So here is a video with myself and Rio, aka Hotwife Rio Blaze, which you can find on TWITTER RIGHT HERE. It is a badass video. It’s quality porn, stuff that’s hard to find anymore. We didn’t need any guys to sit around and think up a plot, we did it ourselves, picked a dude, called him, and fucked the shit out of him. Oh, while we were waiting for him to show up, we decided to eat each other out. We filmed it all and made a video out of it. True story. You want this video. You should JOIN NOW to get it or buy it in my STORE FOR $11.99 It’s worth all 40 minutes of it!

Let’s talk threesomes. I prefer two guys and me. I like a dick in my box and one in my mouth. I know guys want two girls, but there are limited tools to work with at that point. Guys don’t like to compete, but you aren’t. Believe me, when I say I equally want both of your cocks and sperm, let us not forget the sperm. People hate when I say sperm. They want to hear “cum.” I like sperm. It sounds nastier. I want to drink your sperm sounds way harsher than I want to swallow your cum. I like to go harsh. It’s sexier. Cum is an essential part of sex for me. I like it. I like to taste it, feel it, see it. The more, the merrier. I know some girls gag just from seeing it. Not me. I remember the first time I cheated on someone in a serious relationship. We were fucking over a chair in an office, and when it was time for him to cum, I wanted to impress him, so I pulled him out of me and swallowed his load as it pumped in my mouth like I was drinking from a fountain. He was impressed. I still finger myself thinking about that night. Another night I drank down two loads of sperm from the same guy. I got home very late, and the next morning my man smelled his cum on my breath before I even woke up. Busted. I am not a very faithful person. It’s one of my flaws. Anyway, threesomes. They are fun. I prefer the one on one better, but I won’t turn down a trio with a few hot dudes or a couple. Two chicks are fun, but there is limited interaction. I like my chicks all to myself. They require more precise handling than guys, and I want to concentrate my energy on her and her alone. Guys, all I have to do is stick your dick in my mouth or my pussy, and we are good to go. I have even given double handjobs and was told it was the best sex they ever had. I leave you with this wisdom. “3 people having sex is a threesome, 2 is a twosome. So next time someone calls you ‘HANDSOME,’ don’t take it as a compliment!”

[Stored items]

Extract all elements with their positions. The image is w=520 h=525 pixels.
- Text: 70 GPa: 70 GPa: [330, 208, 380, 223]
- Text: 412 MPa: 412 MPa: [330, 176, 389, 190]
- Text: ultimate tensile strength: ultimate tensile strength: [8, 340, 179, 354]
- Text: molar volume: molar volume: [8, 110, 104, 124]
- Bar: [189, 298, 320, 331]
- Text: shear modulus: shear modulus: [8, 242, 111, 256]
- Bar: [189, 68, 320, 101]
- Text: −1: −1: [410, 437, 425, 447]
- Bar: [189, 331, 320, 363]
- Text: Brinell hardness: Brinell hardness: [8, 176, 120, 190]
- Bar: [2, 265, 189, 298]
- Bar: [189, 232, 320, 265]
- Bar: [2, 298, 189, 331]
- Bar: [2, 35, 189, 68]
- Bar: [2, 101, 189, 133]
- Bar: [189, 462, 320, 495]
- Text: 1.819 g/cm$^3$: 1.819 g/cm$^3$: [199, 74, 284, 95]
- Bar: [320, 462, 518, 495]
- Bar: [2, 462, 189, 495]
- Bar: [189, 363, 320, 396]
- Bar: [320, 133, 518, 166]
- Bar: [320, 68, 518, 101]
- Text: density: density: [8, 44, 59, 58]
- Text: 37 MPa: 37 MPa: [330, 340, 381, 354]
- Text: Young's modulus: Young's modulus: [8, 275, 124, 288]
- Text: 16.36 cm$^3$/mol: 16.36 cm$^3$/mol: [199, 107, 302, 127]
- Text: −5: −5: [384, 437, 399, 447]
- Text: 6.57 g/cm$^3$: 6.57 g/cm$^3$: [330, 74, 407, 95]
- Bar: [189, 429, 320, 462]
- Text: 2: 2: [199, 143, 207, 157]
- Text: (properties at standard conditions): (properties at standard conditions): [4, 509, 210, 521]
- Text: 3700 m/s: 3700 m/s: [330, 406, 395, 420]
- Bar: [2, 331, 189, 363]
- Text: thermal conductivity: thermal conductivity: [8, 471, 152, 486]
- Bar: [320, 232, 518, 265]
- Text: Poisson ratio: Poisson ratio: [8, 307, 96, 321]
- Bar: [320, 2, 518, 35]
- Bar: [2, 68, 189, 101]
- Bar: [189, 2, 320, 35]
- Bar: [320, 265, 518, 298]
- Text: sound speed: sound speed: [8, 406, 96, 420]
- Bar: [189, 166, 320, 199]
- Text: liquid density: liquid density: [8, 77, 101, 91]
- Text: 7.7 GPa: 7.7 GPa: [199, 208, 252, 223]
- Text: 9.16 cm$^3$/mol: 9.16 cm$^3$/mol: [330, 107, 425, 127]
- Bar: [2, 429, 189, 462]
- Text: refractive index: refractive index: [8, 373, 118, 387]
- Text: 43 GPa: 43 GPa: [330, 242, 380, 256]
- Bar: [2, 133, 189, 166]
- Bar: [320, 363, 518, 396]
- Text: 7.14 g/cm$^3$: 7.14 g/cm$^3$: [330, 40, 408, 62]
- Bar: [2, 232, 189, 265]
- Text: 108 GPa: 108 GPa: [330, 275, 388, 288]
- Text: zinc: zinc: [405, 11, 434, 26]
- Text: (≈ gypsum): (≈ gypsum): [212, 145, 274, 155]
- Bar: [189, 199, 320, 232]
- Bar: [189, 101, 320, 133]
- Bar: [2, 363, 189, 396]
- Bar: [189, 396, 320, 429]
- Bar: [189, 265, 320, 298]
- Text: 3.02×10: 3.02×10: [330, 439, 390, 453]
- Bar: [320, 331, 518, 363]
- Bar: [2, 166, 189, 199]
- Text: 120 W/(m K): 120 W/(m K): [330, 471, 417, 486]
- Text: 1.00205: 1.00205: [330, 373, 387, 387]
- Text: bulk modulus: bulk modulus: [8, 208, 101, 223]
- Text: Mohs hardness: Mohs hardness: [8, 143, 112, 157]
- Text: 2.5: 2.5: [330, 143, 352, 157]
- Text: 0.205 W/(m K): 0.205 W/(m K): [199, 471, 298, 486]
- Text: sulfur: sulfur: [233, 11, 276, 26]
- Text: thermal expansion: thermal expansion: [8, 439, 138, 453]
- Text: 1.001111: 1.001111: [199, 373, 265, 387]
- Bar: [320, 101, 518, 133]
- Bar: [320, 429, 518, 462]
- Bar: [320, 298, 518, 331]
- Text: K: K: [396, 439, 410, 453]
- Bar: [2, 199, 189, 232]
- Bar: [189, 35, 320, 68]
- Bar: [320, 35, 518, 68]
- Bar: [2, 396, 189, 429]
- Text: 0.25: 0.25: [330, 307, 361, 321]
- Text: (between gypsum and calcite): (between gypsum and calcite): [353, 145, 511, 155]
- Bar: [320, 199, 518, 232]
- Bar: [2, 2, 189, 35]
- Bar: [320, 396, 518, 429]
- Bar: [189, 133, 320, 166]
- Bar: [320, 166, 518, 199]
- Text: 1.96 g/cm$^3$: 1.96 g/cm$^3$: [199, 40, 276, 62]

YOUR ASSIGNMENT → Please continue the blog post on threesomes above, picking up after its final sentence.

REPLY →
I get a chick boner for all kinds of things. My clit gets big, fat, and hard, just like a dick. I saw an outline of a dudes dick in his jeans the other day, and just like that, my chick boner was poking at my shorts. I followed a hot Asian lady around Target yesterday, and boom, my chick boner complete with precum dribble made a wet spot in my shorts. Teach me never to wear underwear. I get chick blue balls as well. If I don’t get off for whatever reason, my clit aches and my lips throb. It hurts. Thankfully vibrators and dildos solve the issue. This may be way too much information. Disregard the above.

The big difference between men and women is what comes to mind with the term “facial.” Just saying.

Weddings are stupid. I hate going to them. People spend themselves bankrupt throwing them. To me, weddings are nothing more than an expensive way to let your entire family know you are fucking that night. I could be wrong. I fucked a guy once less than a week after he was married. Till death do you part, my ass. Well, at least he came in my ass.

Gotta run. Have a great weekend, everyone. Sorry, this one was a bit weird, I don’t have the time to go back through it and pick out mistakes and weird shit.